[Stored dataset items]
_ _ _

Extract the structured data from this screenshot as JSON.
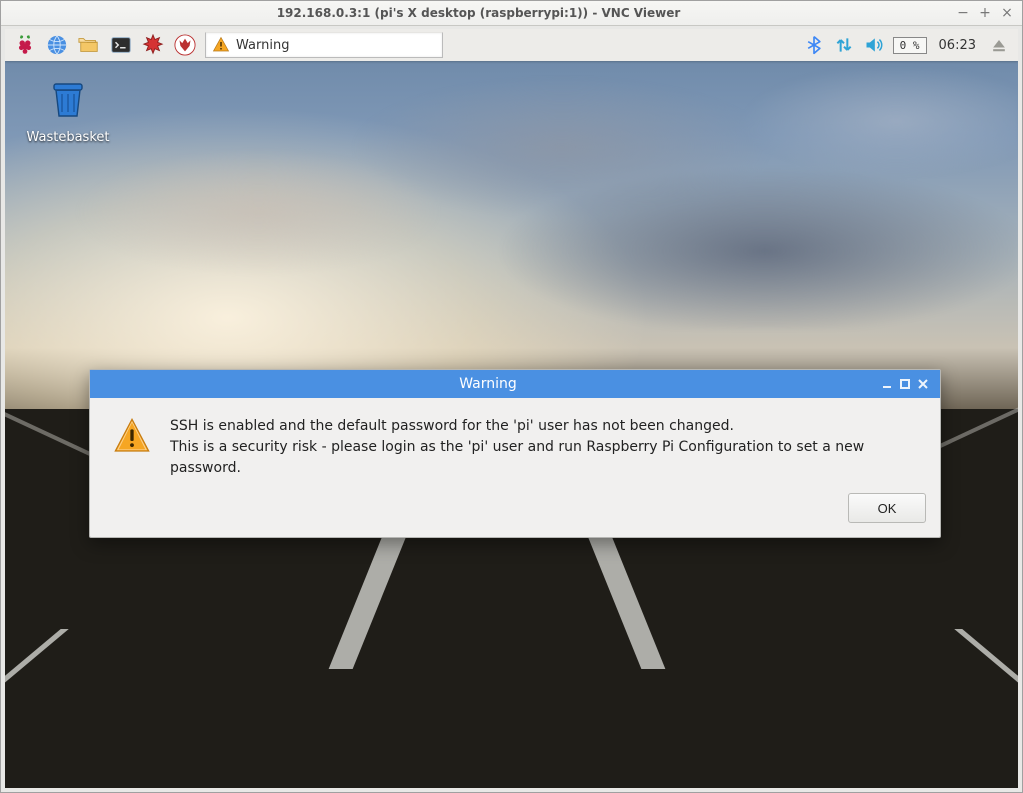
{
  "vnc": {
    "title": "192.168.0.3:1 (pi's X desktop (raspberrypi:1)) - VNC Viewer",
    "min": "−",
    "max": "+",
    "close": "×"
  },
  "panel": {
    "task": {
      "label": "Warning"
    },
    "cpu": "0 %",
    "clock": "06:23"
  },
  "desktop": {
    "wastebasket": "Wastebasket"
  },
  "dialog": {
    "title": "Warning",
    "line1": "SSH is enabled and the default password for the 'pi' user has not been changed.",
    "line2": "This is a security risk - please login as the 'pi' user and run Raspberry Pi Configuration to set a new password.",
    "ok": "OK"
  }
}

_ _ _

Aim: Go through the records and gather the lines that hold "password".

Finished exercise:
    "line1": "SSH is enabled and the default password for the 'pi' user has not been changed.",
    "line2": "This is a security risk - please login as the 'pi' user and run Raspberry Pi Configuration to set a new password.",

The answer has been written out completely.